Pick out every line of the entries below where "name" occurs, and copy those lines.
-=-=-
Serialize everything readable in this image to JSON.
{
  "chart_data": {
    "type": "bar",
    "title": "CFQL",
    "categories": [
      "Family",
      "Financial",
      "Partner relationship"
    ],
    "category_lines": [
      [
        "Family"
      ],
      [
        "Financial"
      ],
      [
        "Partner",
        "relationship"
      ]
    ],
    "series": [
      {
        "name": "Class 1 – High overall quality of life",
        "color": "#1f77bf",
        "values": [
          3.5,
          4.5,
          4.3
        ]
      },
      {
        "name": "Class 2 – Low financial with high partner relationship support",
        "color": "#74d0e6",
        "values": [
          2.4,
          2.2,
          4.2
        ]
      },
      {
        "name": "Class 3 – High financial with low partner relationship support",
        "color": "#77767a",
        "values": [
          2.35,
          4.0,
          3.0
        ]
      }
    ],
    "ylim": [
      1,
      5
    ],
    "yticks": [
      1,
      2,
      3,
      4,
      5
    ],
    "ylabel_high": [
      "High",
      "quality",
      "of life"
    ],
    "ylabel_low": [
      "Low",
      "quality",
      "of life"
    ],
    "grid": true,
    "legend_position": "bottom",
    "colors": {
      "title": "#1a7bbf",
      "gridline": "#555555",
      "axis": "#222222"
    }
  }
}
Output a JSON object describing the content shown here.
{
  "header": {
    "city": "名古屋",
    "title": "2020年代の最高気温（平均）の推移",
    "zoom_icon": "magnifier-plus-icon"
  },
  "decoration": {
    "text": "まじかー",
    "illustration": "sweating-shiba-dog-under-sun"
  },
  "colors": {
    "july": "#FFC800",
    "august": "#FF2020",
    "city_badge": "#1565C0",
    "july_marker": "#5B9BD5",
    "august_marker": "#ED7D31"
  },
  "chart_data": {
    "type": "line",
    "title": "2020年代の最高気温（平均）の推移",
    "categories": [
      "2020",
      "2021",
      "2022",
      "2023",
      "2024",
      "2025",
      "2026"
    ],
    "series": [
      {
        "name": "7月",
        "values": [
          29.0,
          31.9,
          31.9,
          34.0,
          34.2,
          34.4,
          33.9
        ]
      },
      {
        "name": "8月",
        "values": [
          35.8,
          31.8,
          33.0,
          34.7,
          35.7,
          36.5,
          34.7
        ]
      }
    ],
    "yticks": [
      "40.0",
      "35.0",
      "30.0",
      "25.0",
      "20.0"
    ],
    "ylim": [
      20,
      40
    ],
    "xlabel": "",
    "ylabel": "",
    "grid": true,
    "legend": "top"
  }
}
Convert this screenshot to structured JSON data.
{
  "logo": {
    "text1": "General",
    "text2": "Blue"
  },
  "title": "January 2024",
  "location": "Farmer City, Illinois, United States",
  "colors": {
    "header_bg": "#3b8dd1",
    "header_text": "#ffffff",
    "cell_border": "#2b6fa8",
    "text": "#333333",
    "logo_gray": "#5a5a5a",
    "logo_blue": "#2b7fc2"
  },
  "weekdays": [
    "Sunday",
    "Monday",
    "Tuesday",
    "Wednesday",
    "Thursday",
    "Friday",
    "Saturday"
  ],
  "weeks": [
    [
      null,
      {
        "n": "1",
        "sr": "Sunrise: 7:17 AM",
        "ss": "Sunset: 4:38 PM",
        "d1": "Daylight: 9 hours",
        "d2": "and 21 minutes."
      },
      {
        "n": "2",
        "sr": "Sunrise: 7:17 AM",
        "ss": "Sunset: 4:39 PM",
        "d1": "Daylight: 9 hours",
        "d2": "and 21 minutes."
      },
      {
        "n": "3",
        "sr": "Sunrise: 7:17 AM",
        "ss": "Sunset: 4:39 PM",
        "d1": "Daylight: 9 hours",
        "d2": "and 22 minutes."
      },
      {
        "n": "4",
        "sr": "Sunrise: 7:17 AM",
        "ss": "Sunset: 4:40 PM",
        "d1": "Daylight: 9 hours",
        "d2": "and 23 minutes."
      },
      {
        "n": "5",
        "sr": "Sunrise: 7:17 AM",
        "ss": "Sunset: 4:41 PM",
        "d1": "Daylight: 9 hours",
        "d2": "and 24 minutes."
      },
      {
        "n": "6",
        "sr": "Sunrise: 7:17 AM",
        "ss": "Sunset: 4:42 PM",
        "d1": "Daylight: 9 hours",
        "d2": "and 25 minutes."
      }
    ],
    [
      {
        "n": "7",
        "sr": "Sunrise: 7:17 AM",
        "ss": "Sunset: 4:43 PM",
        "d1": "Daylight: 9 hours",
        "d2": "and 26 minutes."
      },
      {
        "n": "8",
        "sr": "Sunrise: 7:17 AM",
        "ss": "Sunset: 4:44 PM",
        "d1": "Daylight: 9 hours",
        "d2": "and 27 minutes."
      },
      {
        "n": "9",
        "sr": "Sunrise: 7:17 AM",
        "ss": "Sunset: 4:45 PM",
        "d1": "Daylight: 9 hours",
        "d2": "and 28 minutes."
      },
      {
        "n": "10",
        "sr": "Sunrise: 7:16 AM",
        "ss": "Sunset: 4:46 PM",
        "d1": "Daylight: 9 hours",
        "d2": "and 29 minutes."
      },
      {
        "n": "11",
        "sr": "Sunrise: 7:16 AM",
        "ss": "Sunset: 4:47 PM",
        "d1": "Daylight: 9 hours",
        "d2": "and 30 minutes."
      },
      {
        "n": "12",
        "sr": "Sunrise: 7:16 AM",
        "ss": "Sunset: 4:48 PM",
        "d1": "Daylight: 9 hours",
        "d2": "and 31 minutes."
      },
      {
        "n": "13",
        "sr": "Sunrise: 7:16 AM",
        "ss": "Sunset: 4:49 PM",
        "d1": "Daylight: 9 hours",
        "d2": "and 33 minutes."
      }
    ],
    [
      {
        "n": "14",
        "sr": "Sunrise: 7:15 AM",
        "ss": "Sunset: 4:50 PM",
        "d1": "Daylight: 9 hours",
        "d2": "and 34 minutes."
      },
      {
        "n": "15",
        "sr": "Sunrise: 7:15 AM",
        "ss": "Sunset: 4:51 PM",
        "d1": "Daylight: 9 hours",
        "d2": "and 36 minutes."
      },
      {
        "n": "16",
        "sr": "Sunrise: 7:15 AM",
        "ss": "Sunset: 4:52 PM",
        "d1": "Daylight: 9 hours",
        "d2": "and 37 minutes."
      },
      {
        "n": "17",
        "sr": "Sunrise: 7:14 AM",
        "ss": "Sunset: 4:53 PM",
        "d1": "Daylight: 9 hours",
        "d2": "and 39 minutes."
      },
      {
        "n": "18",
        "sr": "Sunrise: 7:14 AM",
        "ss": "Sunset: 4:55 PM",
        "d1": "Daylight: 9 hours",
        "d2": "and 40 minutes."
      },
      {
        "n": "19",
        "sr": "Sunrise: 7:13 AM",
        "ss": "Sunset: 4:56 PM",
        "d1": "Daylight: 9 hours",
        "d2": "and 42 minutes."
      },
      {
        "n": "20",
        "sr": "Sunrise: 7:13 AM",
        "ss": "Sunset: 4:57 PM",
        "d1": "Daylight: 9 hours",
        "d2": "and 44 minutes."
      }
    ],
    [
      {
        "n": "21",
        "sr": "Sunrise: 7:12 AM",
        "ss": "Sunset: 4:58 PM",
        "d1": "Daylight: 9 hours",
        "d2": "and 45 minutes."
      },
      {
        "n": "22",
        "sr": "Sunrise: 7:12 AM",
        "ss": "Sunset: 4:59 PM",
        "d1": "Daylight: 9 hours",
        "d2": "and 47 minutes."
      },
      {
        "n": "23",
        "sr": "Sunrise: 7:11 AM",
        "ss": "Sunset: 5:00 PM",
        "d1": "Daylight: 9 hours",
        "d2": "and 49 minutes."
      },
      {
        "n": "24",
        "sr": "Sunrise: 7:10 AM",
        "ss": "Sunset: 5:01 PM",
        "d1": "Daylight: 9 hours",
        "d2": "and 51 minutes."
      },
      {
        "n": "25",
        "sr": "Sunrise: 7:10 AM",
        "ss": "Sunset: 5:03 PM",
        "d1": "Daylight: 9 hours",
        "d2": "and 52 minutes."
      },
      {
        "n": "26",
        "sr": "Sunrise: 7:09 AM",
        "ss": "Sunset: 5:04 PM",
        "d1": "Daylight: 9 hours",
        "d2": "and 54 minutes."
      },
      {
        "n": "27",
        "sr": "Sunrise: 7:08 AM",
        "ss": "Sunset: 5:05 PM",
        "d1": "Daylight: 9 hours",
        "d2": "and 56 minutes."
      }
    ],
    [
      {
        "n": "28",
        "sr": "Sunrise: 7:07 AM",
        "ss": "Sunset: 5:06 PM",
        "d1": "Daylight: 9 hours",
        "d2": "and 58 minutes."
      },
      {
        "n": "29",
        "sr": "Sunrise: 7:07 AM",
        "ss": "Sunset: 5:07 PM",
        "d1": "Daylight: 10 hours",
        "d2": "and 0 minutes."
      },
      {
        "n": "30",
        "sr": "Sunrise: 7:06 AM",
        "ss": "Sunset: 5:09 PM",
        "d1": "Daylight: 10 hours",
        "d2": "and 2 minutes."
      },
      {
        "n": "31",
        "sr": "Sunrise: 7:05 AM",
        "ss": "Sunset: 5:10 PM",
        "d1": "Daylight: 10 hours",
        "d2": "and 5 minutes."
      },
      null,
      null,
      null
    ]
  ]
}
-=-=-
Solution for this exercise ::
        "name": "Class 1 – High overall quality of life",
        "name": "Class 2 – Low financial with high partner relationship support",
        "name": "Class 3 – High financial with low partner relationship support",
        "name": "7月",
        "name": "8月",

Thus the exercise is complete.